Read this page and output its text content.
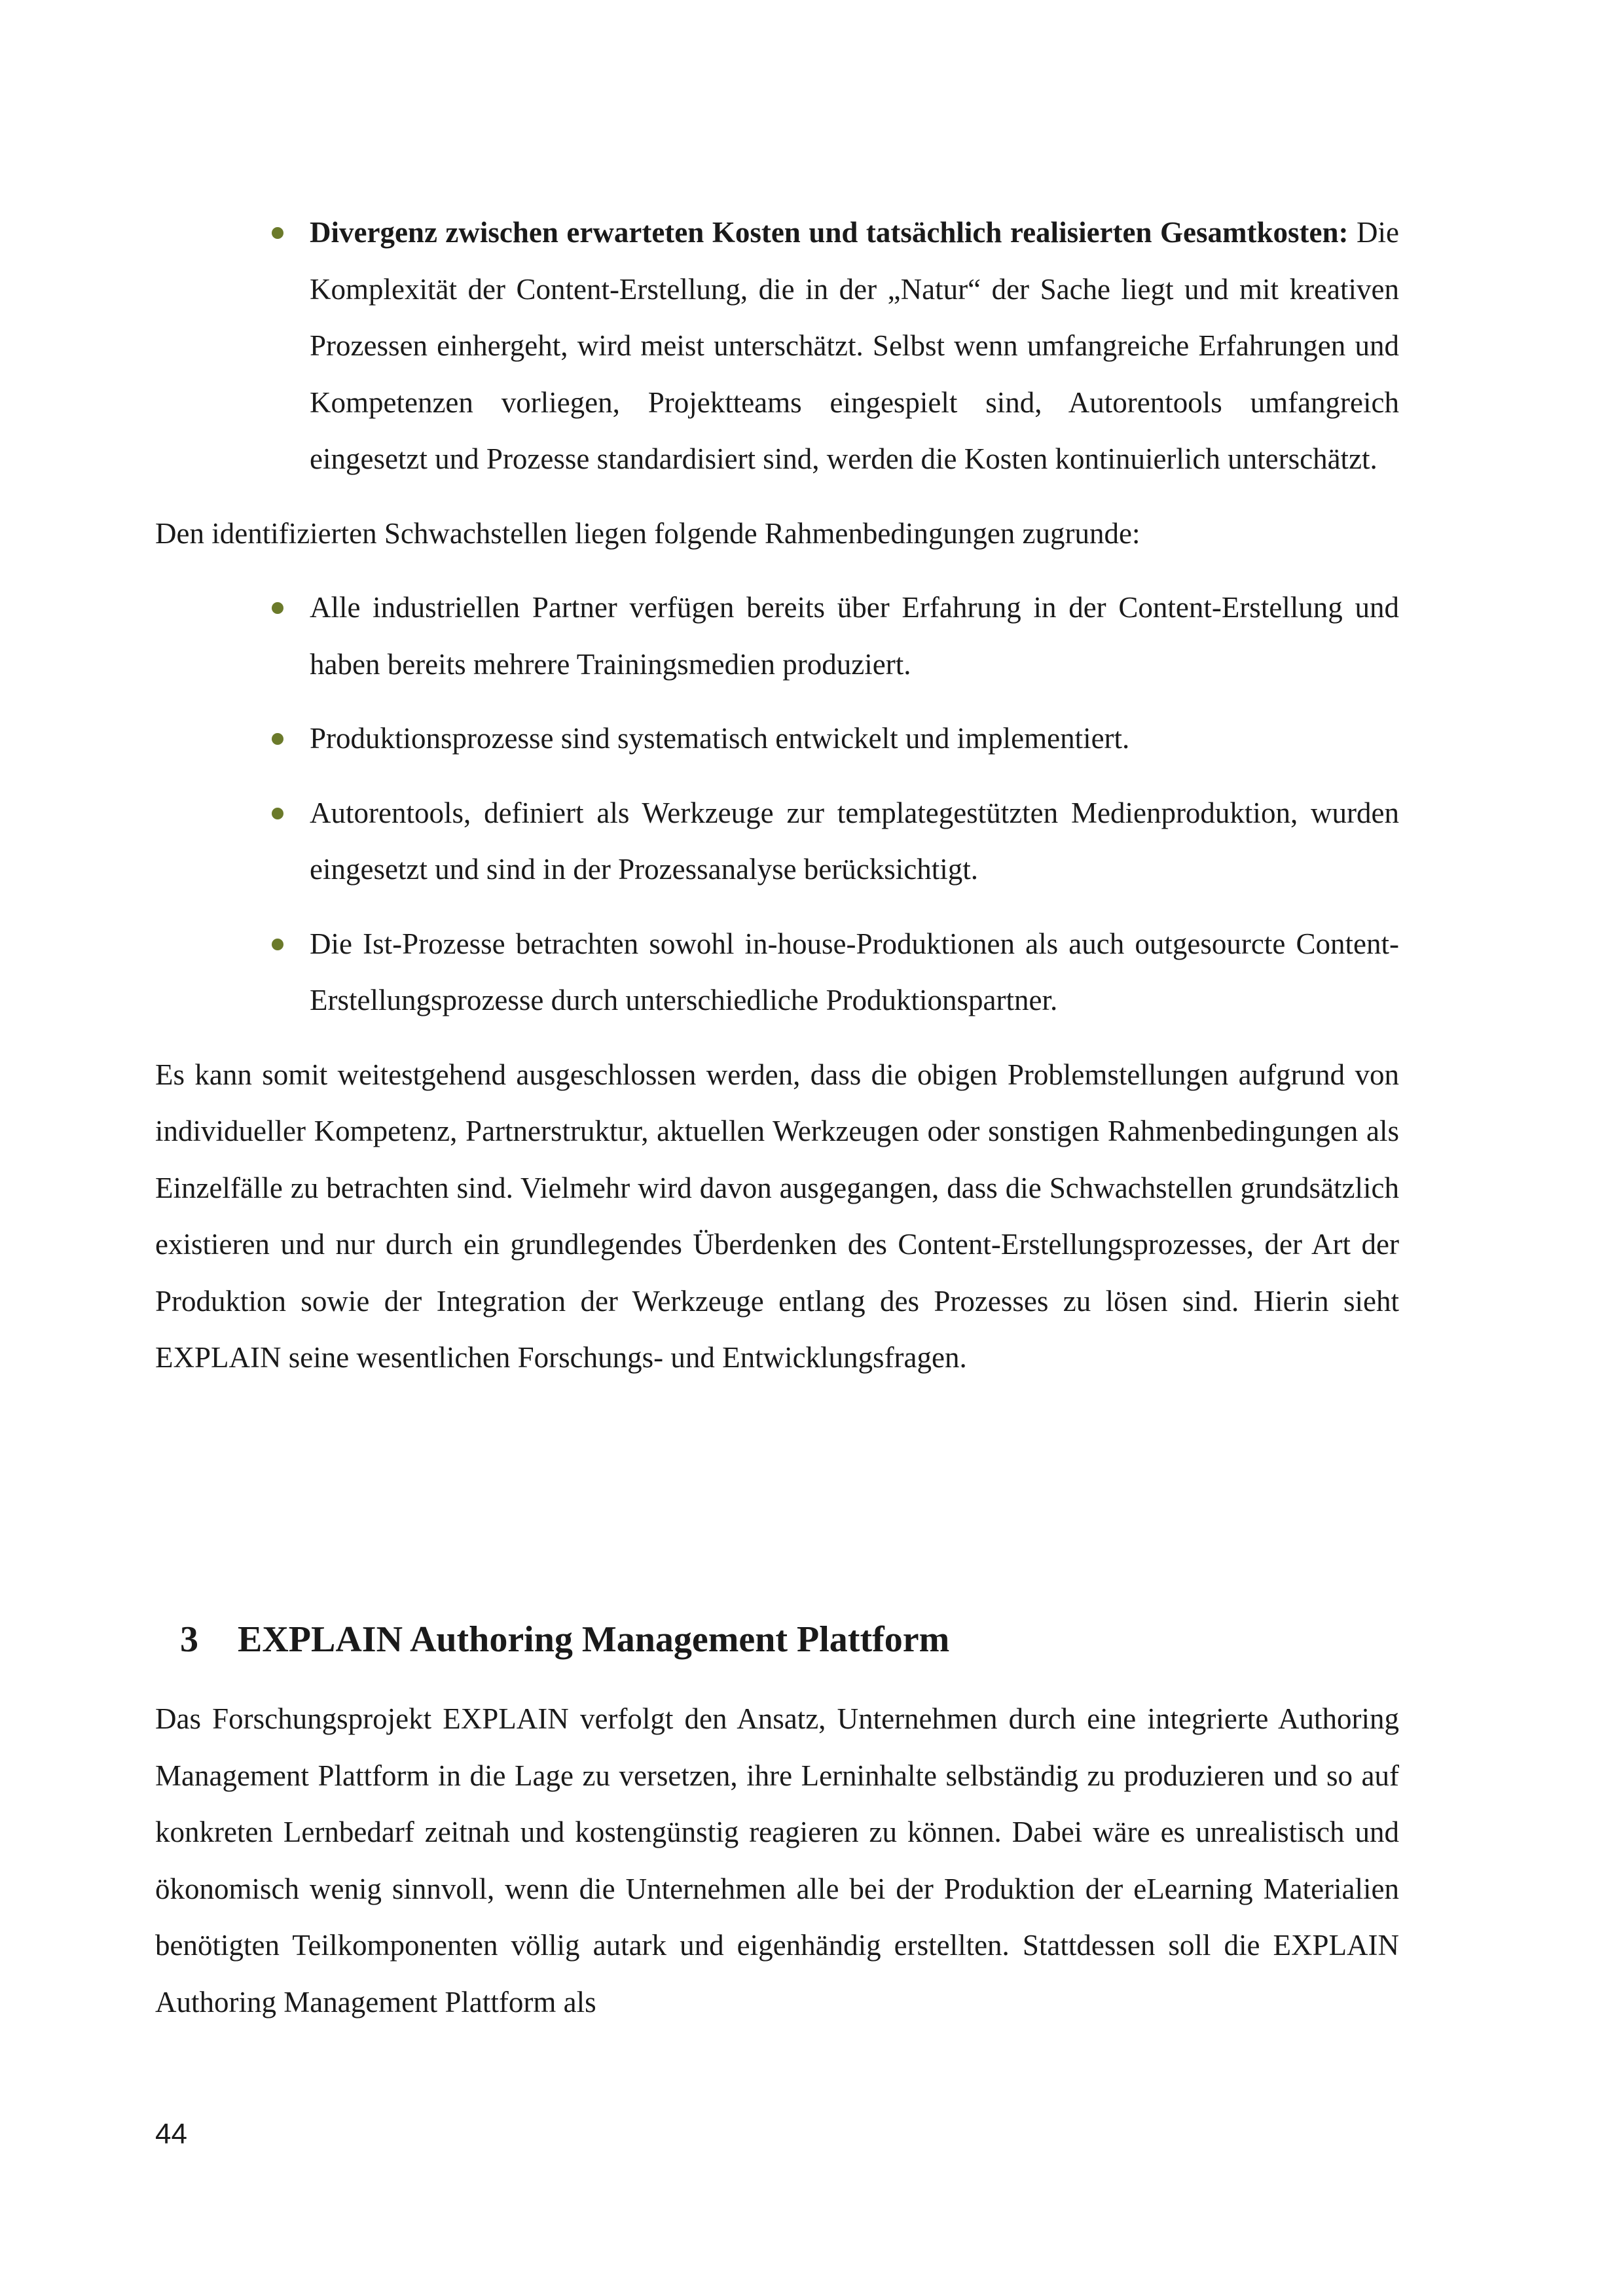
Divergenz zwischen erwarteten Kosten und tatsächlich realisierten Gesamtkosten: Die Komplexität der Content-Erstellung, die in der „Natur“ der Sache liegt und mit kreativen Prozessen einhergeht, wird meist unterschätzt. Selbst wenn umfangreiche Erfahrungen und Kompetenzen vorliegen, Projektteams eingespielt sind, Autorentools umfangreich eingesetzt und Prozesse standardisiert sind, werden die Kosten kontinuierlich unterschätzt.

Den identifizierten Schwachstellen liegen folgende Rahmenbedingungen zugrunde:

Alle industriellen Partner verfügen bereits über Erfahrung in der Content-Erstellung und haben bereits mehrere Trainingsmedien produziert.
Produktionsprozesse sind systematisch entwickelt und implementiert.
Autorentools, definiert als Werkzeuge zur templategestützten Medienproduktion, wurden eingesetzt und sind in der Prozessanalyse berücksichtigt.
Die Ist-Prozesse betrachten sowohl in-house-Produktionen als auch outgesourcte Content-Erstellungsprozesse durch unterschiedliche Produktionspartner.

Es kann somit weitestgehend ausgeschlossen werden, dass die obigen Problemstellungen aufgrund von individueller Kompetenz, Partnerstruktur, aktuellen Werkzeugen oder sonstigen Rahmenbedingungen als Einzelfälle zu betrachten sind. Vielmehr wird davon ausgegangen, dass die Schwachstellen grundsätzlich existieren und nur durch ein grundlegendes Überdenken des Content-Erstellungsprozesses, der Art der Produktion sowie der Integration der Werkzeuge entlang des Prozesses zu lösen sind. Hierin sieht EXPLAIN seine wesentlichen Forschungs- und Entwicklungsfragen.

3 EXPLAIN Authoring Management Plattform

Das Forschungsprojekt EXPLAIN verfolgt den Ansatz, Unternehmen durch eine integrierte Authoring Management Plattform in die Lage zu versetzen, ihre Lerninhalte selbständig zu produzieren und so auf konkreten Lernbedarf zeitnah und kostengünstig reagieren zu können. Dabei wäre es unrealistisch und ökonomisch wenig sinnvoll, wenn die Unternehmen alle bei der Produktion der eLearning Materialien benötigten Teilkomponenten völlig autark und eigenhändig erstellten. Stattdessen soll die EXPLAIN Authoring Management Plattform als

44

- - - -

Stated problem
Copy out the records above in full, exactly as written, but not the pictures.

Expected answer
Read this page and output its text content.
Divergenz zwischen erwarteten Kosten und tatsächlich realisierten Gesamtkosten: Die Komplexität der Content-Erstellung, die in der „Natur“ der Sache liegt und mit kreativen Prozessen einhergeht, wird meist unterschätzt. Selbst wenn umfangreiche Erfahrungen und Kompetenzen vorliegen, Projektteams eingespielt sind, Autorentools umfangreich eingesetzt und Prozesse standardisiert sind, werden die Kosten kontinuierlich unterschätzt.

Den identifizierten Schwachstellen liegen folgende Rahmenbedingungen zugrunde:

Alle industriellen Partner verfügen bereits über Erfahrung in der Content-Erstellung und haben bereits mehrere Trainingsmedien produziert.
Produktionsprozesse sind systematisch entwickelt und implementiert.
Autorentools, definiert als Werkzeuge zur templategestützten Medienproduktion, wurden eingesetzt und sind in der Prozessanalyse berücksichtigt.
Die Ist-Prozesse betrachten sowohl in-house-Produktionen als auch outgesourcte Content-Erstellungsprozesse durch unterschiedliche Produktionspartner.

Es kann somit weitestgehend ausgeschlossen werden, dass die obigen Problemstellungen aufgrund von individueller Kompetenz, Partnerstruktur, aktuellen Werkzeugen oder sonstigen Rahmenbedingungen als Einzelfälle zu betrachten sind. Vielmehr wird davon ausgegangen, dass die Schwachstellen grundsätzlich existieren und nur durch ein grundlegendes Überdenken des Content-Erstellungsprozesses, der Art der Produktion sowie der Integration der Werkzeuge entlang des Prozesses zu lösen sind. Hierin sieht EXPLAIN seine wesentlichen Forschungs- und Entwicklungsfragen.

3 EXPLAIN Authoring Management Plattform

Das Forschungsprojekt EXPLAIN verfolgt den Ansatz, Unternehmen durch eine integrierte Authoring Management Plattform in die Lage zu versetzen, ihre Lerninhalte selbständig zu produzieren und so auf konkreten Lernbedarf zeitnah und kostengünstig reagieren zu können. Dabei wäre es unrealistisch und ökonomisch wenig sinnvoll, wenn die Unternehmen alle bei der Produktion der eLearning Materialien benötigten Teilkomponenten völlig autark und eigenhändig erstellten. Stattdessen soll die EXPLAIN Authoring Management Plattform als

44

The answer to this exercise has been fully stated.